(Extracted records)
** start **
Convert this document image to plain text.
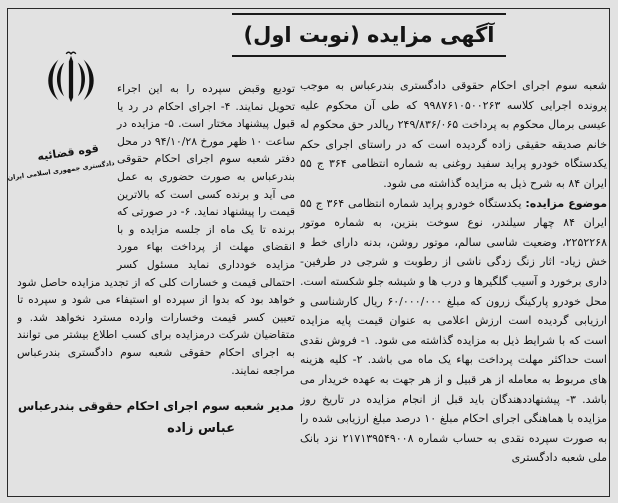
آگهی مزایده (نوبت اول)
قوه قضائیه
دادگستری جمهوری اسلامی ایران

شعبه سوم اجرای احکام حقوقی دادگستری بندرعباس به موجب پرونده اجرایی کلاسه ۹۹۸۷۶۱۰۵۰۰۲۶۳ که طی آن محکوم علیه عیسی برمال محکوم به پرداخت ۲۴۹/۸۳۶/۰۶۵ ریالدر حق محکوم له خانم صدیقه حقیقی زاده گردیده است که در راستای اجرای حکم یکدستگاه خودرو پراید سفید روغنی به شماره انتظامی ۳۶۴ ج ۵۵ ایران ۸۴ به شرح ذیل به مزایده گذاشته می شود.

موضوع مزایده: یکدستگاه خودرو پراید شماره انتظامی ۳۶۴ ج ۵۵ ایران ۸۴ چهار سیلندر، نوع سوخت بنزین، به شماره موتور ۲۲۵۲۲۶۸، وضعیت شاسی سالم، موتور روشن، بدنه دارای خط و خش زیاد- اثار زنگ زدگی ناشی از رطوبت و شرجی در طرفین- داری برخورد و آسیب گلگیرها و درب ها و شیشه جلو شکسته است. محل خودرو پارکینگ زرون که مبلغ ۶۰/۰۰۰/۰۰۰ ریال کارشناسی و ارزیابی گردیده است ارزش اعلامی به عنوان قیمت پایه مزایده است که با شرایط ذیل به مزایده گذاشته می شود. ۱- فروش نقدی است حداکثر مهلت پرداخت بهاء یک ماه می باشد. ۲- کلیه هزینه های مربوط به معامله از هر قبیل و از هر جهت به عهده خریدار می باشد. ۳- پیشنهاددهندگان باید قبل از انجام مزایده در تاریخ روز مزایده با هماهنگی اجرای احکام مبلغ ۱۰ درصد مبلغ ارزیابی شده را به صورت سپرده نقدی به حساب شماره ۲۱۷۱۳۹۵۴۹۰۰۸ نزد بانک ملی شعبه دادگستری

تودیع وقبض سپرده را به این اجراء تحویل نمایند. ۴- اجرای احکام در رد یا قبول پیشنهاد مختار است. ۵- مزایده در ساعت ۱۰ ظهر مورخ ۹۴/۱۰/۲۸ در محل دفتر شعبه سوم اجرای احکام حقوقی بندرعباس به صورت حضوری به عمل می آید و برنده کسی است که بالاترین قیمت را پیشنهاد نماید. ۶- در صورتی که برنده تا یک ماه از جلسه مزایده و با انقضای مهلت از پرداخت بهاء مورد مزایده خودداری نماید مسئول کسر احتمالی قیمت و خسارات کلی که از تجدید مزایده حاصل شود خواهد بود که بدوا از سپرده او استیفاء می شود و سپرده تا تعیین کسر قیمت وخسارات وارده مسترد نخواهد شد. و متقاضیان شرکت درمزایده برای کسب اطلاع بیشتر می توانند به اجرای احکام حقوقی شعبه سوم دادگستری بندرعباس مراجعه نمایند.

مدیر شعبه سوم اجرای احکام حقوقی بندرعباس
عباس زاده
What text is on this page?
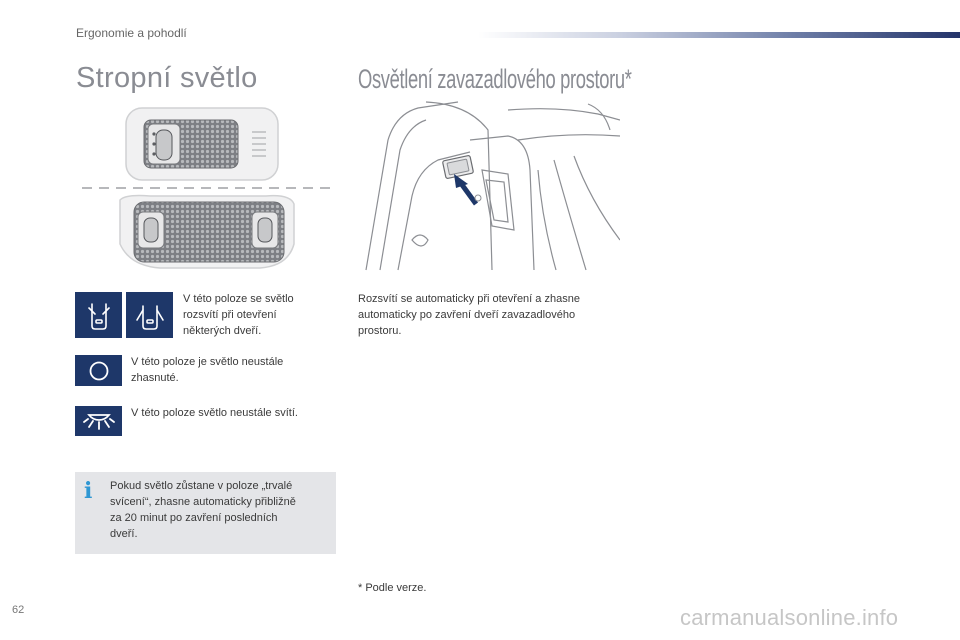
Ergonomie a pohodlí
Stropní světlo	Osvětlení zavazadlového prostoru*
V této poloze se světlo
rozsvítí při otevření
některých dveří.
V této poloze je světlo neustále
zhasnuté.
V této poloze světlo neustále svítí.
i Pokud světlo zůstane v poloze „trvalé
svícení“, zhasne automaticky přibližně
za 20 minut po zavření posledních
dveří.
Rozsvítí se automaticky při otevření a zhasne
automaticky po zavření dveří zavazadlového
prostoru.
* Podle verze.
62	carmanualsonline.info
** end **
What to work on: Give back word for word the lines from the one containing "What text is on this page?" through the final line of the data above. Pictures are to be left out.

Written response:
What text is on this page?
Ergonomie a pohodlí
Stropní světlo	Osvětlení zavazadlového prostoru*
V této poloze se světlo
rozsvítí při otevření
některých dveří.
V této poloze je světlo neustále
zhasnuté.
V této poloze světlo neustále svítí.
i Pokud světlo zůstane v poloze „trvalé
svícení“, zhasne automaticky přibližně
za 20 minut po zavření posledních
dveří.
Rozsvítí se automaticky při otevření a zhasne
automaticky po zavření dveří zavazadlového
prostoru.
* Podle verze.
62	carmanualsonline.info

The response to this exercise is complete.